* BEGIN Data entries *

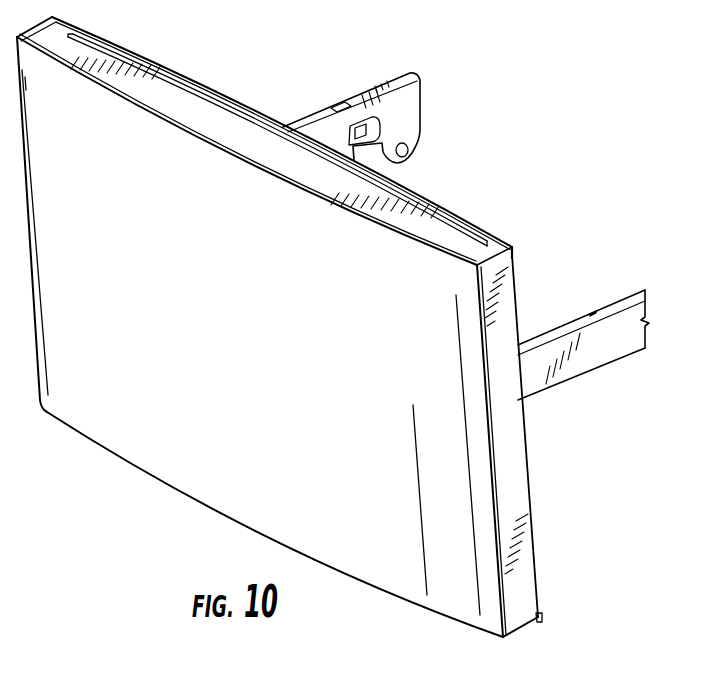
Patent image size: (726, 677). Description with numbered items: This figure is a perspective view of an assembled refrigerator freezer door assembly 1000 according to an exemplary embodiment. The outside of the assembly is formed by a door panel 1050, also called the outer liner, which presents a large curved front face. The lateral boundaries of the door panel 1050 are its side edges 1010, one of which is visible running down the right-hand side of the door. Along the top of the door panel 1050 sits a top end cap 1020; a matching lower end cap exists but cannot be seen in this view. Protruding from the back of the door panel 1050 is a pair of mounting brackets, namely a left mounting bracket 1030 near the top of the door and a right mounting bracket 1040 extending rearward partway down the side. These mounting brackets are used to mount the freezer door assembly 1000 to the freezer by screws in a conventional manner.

The refrigerator freezer door assembly 1000 is at (352, 327).
The side edge 1010 is at (515, 458).
The top end cap 1020 is at (450, 235).
The left mounting bracket 1030 is at (396, 72).
The right mounting bracket 1040 is at (615, 343).
The door panel 1050 is at (145, 393).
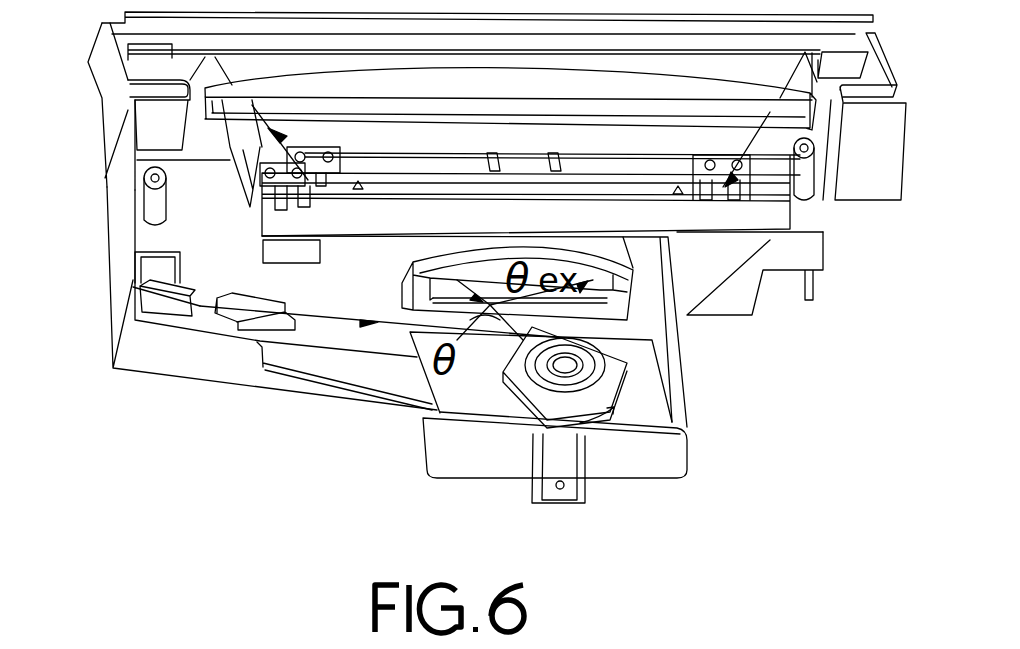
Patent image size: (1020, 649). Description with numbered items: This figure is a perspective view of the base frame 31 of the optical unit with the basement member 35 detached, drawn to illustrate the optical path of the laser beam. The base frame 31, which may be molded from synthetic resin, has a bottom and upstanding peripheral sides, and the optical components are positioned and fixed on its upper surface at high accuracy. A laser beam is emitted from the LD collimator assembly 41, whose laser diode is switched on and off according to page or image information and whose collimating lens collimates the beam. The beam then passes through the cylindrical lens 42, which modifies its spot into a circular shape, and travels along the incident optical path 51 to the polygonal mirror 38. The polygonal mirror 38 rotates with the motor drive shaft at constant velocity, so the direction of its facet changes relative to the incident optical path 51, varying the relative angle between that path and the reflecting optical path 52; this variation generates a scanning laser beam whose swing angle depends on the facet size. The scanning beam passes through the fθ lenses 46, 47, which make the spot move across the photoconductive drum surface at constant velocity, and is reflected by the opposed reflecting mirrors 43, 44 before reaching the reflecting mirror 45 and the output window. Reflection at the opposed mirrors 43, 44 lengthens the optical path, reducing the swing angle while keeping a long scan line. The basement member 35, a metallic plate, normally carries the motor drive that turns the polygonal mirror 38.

* END Data entries *

**Exercise brief**. Present everything from the start of the records through the line containing "The door panel 1050 is at (145, 393)." as a Markdown table with the columns Row and Text, numbering each line and skipping blank ones. Leave the pictures out.

**Answer to the problem**.
| Row | Text |
|---|---|
| 1 | Patent image size: (726, 677). Description with numbered items: This figure is a perspective view of an assembled refrigerator freezer door assembly 1000 according to an exemplary embodiment. The outside of the assembly is formed by a door panel 1050, also called the outer liner, which presents a large curved front face. The lateral boundaries of the door panel 1050 are its side edges 1010, one of which is visible running down the right-hand side of the door. Along the top of the door panel 1050 sits a top end cap 1020; a matching lower end cap exists but cannot be seen in this view. Protruding from the back of the door panel 1050 is a pair of mounting brackets, namely a left mounting bracket 1030 near the top of the door and a right mounting bracket 1040 extending rearward partway down the side. These mounting brackets are used to mount the freezer door assembly 1000 to the freezer by screws in a conventional manner. |
| 2 | The refrigerator freezer door assembly 1000 is at (352, 327). |
| 3 | The side edge 1010 is at (515, 458). |
| 4 | The top end cap 1020 is at (450, 235). |
| 5 | The left mounting bracket 1030 is at (396, 72). |
| 6 | The right mounting bracket 1040 is at (615, 343). |
| 7 | The door panel 1050 is at (145, 393). |